* start Supplied data *

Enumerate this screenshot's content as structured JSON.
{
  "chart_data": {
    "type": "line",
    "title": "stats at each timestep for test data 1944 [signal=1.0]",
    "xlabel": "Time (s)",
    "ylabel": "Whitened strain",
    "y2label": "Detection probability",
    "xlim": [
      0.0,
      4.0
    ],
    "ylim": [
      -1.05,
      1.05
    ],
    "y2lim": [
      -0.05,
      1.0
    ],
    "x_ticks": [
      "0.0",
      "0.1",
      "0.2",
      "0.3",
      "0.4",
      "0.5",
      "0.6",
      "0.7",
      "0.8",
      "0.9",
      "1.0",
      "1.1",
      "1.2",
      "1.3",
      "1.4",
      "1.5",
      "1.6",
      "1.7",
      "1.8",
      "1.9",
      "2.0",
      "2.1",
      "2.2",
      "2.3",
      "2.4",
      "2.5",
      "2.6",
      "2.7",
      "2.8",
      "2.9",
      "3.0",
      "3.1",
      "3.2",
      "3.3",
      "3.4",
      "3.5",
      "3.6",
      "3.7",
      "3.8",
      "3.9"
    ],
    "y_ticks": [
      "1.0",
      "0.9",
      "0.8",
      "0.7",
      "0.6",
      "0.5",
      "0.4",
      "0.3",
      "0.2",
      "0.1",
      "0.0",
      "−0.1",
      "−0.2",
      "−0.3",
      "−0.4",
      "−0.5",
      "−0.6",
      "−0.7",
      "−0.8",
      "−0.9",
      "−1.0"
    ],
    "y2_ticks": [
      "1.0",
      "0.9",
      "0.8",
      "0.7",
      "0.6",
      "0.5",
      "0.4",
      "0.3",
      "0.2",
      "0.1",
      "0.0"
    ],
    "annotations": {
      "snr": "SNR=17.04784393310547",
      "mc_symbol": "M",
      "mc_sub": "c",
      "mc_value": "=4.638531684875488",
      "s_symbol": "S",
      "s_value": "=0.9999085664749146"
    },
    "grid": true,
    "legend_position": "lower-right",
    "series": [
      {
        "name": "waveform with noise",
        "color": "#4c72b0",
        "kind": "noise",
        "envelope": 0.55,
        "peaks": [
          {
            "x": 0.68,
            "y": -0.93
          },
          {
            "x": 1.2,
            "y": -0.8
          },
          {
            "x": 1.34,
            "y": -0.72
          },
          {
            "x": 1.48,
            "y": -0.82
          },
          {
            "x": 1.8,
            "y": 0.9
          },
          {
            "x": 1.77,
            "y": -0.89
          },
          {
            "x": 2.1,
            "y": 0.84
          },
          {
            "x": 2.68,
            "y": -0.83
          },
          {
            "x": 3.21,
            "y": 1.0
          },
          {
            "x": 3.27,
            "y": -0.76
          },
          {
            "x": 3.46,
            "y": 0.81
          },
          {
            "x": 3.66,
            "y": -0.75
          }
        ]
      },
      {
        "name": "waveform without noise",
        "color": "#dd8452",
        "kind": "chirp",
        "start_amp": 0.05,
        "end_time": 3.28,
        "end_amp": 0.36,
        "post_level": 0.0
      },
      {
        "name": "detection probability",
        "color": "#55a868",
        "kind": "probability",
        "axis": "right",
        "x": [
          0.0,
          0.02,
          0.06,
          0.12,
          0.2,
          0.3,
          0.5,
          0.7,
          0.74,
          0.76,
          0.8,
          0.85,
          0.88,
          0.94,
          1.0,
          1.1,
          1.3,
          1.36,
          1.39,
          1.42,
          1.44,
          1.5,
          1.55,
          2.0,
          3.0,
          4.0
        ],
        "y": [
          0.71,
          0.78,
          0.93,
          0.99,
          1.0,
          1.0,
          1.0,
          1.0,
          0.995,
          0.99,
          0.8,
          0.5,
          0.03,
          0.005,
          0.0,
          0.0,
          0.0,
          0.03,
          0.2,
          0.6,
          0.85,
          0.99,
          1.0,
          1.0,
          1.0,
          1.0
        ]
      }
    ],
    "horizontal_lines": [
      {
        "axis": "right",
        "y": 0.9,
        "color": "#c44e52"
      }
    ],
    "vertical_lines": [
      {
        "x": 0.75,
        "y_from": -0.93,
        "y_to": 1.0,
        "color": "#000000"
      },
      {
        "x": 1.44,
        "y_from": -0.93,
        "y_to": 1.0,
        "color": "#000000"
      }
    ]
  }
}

* end Supplied data *

Extract each line of the material exactly as it stands.

* Response below
Enumerate this screenshot's content as structured JSON.
{
  "chart_data": {
    "type": "line",
    "title": "stats at each timestep for test data 1944 [signal=1.0]",
    "xlabel": "Time (s)",
    "ylabel": "Whitened strain",
    "y2label": "Detection probability",
    "xlim": [
      0.0,
      4.0
    ],
    "ylim": [
      -1.05,
      1.05
    ],
    "y2lim": [
      -0.05,
      1.0
    ],
    "x_ticks": [
      "0.0",
      "0.1",
      "0.2",
      "0.3",
      "0.4",
      "0.5",
      "0.6",
      "0.7",
      "0.8",
      "0.9",
      "1.0",
      "1.1",
      "1.2",
      "1.3",
      "1.4",
      "1.5",
      "1.6",
      "1.7",
      "1.8",
      "1.9",
      "2.0",
      "2.1",
      "2.2",
      "2.3",
      "2.4",
      "2.5",
      "2.6",
      "2.7",
      "2.8",
      "2.9",
      "3.0",
      "3.1",
      "3.2",
      "3.3",
      "3.4",
      "3.5",
      "3.6",
      "3.7",
      "3.8",
      "3.9"
    ],
    "y_ticks": [
      "1.0",
      "0.9",
      "0.8",
      "0.7",
      "0.6",
      "0.5",
      "0.4",
      "0.3",
      "0.2",
      "0.1",
      "0.0",
      "−0.1",
      "−0.2",
      "−0.3",
      "−0.4",
      "−0.5",
      "−0.6",
      "−0.7",
      "−0.8",
      "−0.9",
      "−1.0"
    ],
    "y2_ticks": [
      "1.0",
      "0.9",
      "0.8",
      "0.7",
      "0.6",
      "0.5",
      "0.4",
      "0.3",
      "0.2",
      "0.1",
      "0.0"
    ],
    "annotations": {
      "snr": "SNR=17.04784393310547",
      "mc_symbol": "M",
      "mc_sub": "c",
      "mc_value": "=4.638531684875488",
      "s_symbol": "S",
      "s_value": "=0.9999085664749146"
    },
    "grid": true,
    "legend_position": "lower-right",
    "series": [
      {
        "name": "waveform with noise",
        "color": "#4c72b0",
        "kind": "noise",
        "envelope": 0.55,
        "peaks": [
          {
            "x": 0.68,
            "y": -0.93
          },
          {
            "x": 1.2,
            "y": -0.8
          },
          {
            "x": 1.34,
            "y": -0.72
          },
          {
            "x": 1.48,
            "y": -0.82
          },
          {
            "x": 1.8,
            "y": 0.9
          },
          {
            "x": 1.77,
            "y": -0.89
          },
          {
            "x": 2.1,
            "y": 0.84
          },
          {
            "x": 2.68,
            "y": -0.83
          },
          {
            "x": 3.21,
            "y": 1.0
          },
          {
            "x": 3.27,
            "y": -0.76
          },
          {
            "x": 3.46,
            "y": 0.81
          },
          {
            "x": 3.66,
            "y": -0.75
          }
        ]
      },
      {
        "name": "waveform without noise",
        "color": "#dd8452",
        "kind": "chirp",
        "start_amp": 0.05,
        "end_time": 3.28,
        "end_amp": 0.36,
        "post_level": 0.0
      },
      {
        "name": "detection probability",
        "color": "#55a868",
        "kind": "probability",
        "axis": "right",
        "x": [
          0.0,
          0.02,
          0.06,
          0.12,
          0.2,
          0.3,
          0.5,
          0.7,
          0.74,
          0.76,
          0.8,
          0.85,
          0.88,
          0.94,
          1.0,
          1.1,
          1.3,
          1.36,
          1.39,
          1.42,
          1.44,
          1.5,
          1.55,
          2.0,
          3.0,
          4.0
        ],
        "y": [
          0.71,
          0.78,
          0.93,
          0.99,
          1.0,
          1.0,
          1.0,
          1.0,
          0.995,
          0.99,
          0.8,
          0.5,
          0.03,
          0.005,
          0.0,
          0.0,
          0.0,
          0.03,
          0.2,
          0.6,
          0.85,
          0.99,
          1.0,
          1.0,
          1.0,
          1.0
        ]
      }
    ],
    "horizontal_lines": [
      {
        "axis": "right",
        "y": 0.9,
        "color": "#c44e52"
      }
    ],
    "vertical_lines": [
      {
        "x": 0.75,
        "y_from": -0.93,
        "y_to": 1.0,
        "color": "#000000"
      },
      {
        "x": 1.44,
        "y_from": -0.93,
        "y_to": 1.0,
        "color": "#000000"
      }
    ]
  }
}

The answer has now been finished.